>>

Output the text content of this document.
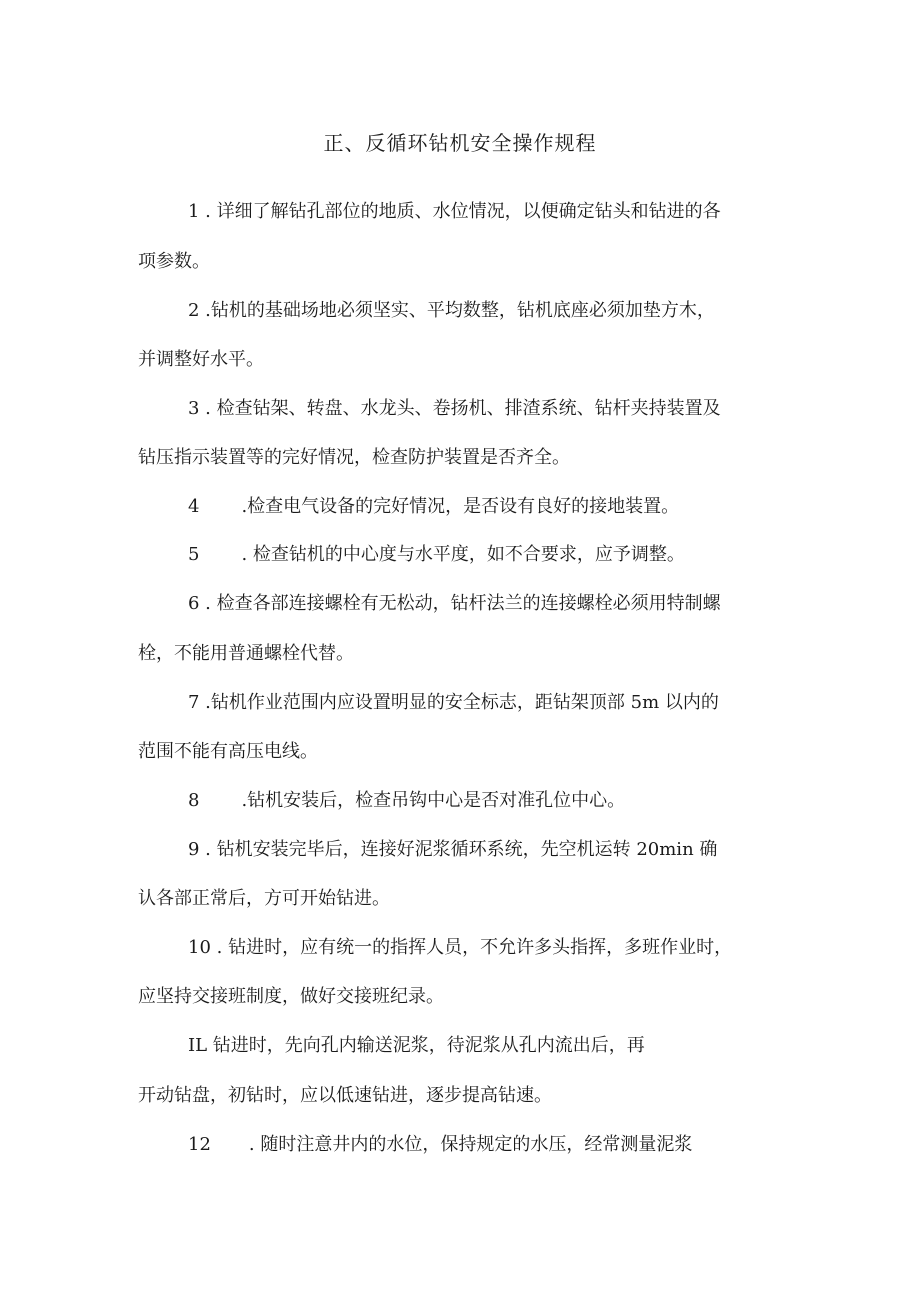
正、反循环钻机安全操作规程
1 . 详细了解钻孔部位的地质、水位情况，以便确定钻头和钻进的各
项参数。
2 .钻机的基础场地必须坚实、平均数整，钻机底座必须加垫方木，
并调整好水平。
3 . 检查钻架、转盘、水龙头、卷扬机、排渣系统、钻杆夹持装置及
钻压指示装置等的完好情况，检查防护装置是否齐全。
4 .检查电气设备的完好情况，是否设有良好的接地装置。
5 . 检查钻机的中心度与水平度，如不合要求，应予调整。
6 . 检查各部连接螺栓有无松动，钻杆法兰的连接螺栓必须用特制螺
栓，不能用普通螺栓代替。
7 .钻机作业范围内应设置明显的安全标志，距钻架顶部 5m 以内的
范围不能有高压电线。
8 .钻机安装后，检查吊钩中心是否对准孔位中心。
9 . 钻机安装完毕后，连接好泥浆循环系统，先空机运转 20min 确
认各部正常后，方可开始钻进。
10 . 钻进时，应有统一的指挥人员，不允许多头指挥，多班作业时，
应坚持交接班制度，做好交接班纪录。
IL 钻进时，先向孔内输送泥浆，待泥浆从孔内流出后，再
开动钻盘，初钻时，应以低速钻进，逐步提高钻速。
12 . 随时注意井内的水位，保持规定的水压，经常测量泥浆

<<

Stated goal ->
The records above must be echoed exactly, minus their pictures.

Task answer ->
Output the text content of this document.
正、反循环钻机安全操作规程
1 . 详细了解钻孔部位的地质、水位情况，以便确定钻头和钻进的各
项参数。
2 .钻机的基础场地必须坚实、平均数整，钻机底座必须加垫方木，
并调整好水平。
3 . 检查钻架、转盘、水龙头、卷扬机、排渣系统、钻杆夹持装置及
钻压指示装置等的完好情况，检查防护装置是否齐全。
4 .检查电气设备的完好情况，是否设有良好的接地装置。
5 . 检查钻机的中心度与水平度，如不合要求，应予调整。
6 . 检查各部连接螺栓有无松动，钻杆法兰的连接螺栓必须用特制螺
栓，不能用普通螺栓代替。
7 .钻机作业范围内应设置明显的安全标志，距钻架顶部 5m 以内的
范围不能有高压电线。
8 .钻机安装后，检查吊钩中心是否对准孔位中心。
9 . 钻机安装完毕后，连接好泥浆循环系统，先空机运转 20min 确
认各部正常后，方可开始钻进。
10 . 钻进时，应有统一的指挥人员，不允许多头指挥，多班作业时，
应坚持交接班制度，做好交接班纪录。
IL 钻进时，先向孔内输送泥浆，待泥浆从孔内流出后，再
开动钻盘，初钻时，应以低速钻进，逐步提高钻速。
12 . 随时注意井内的水位，保持规定的水压，经常测量泥浆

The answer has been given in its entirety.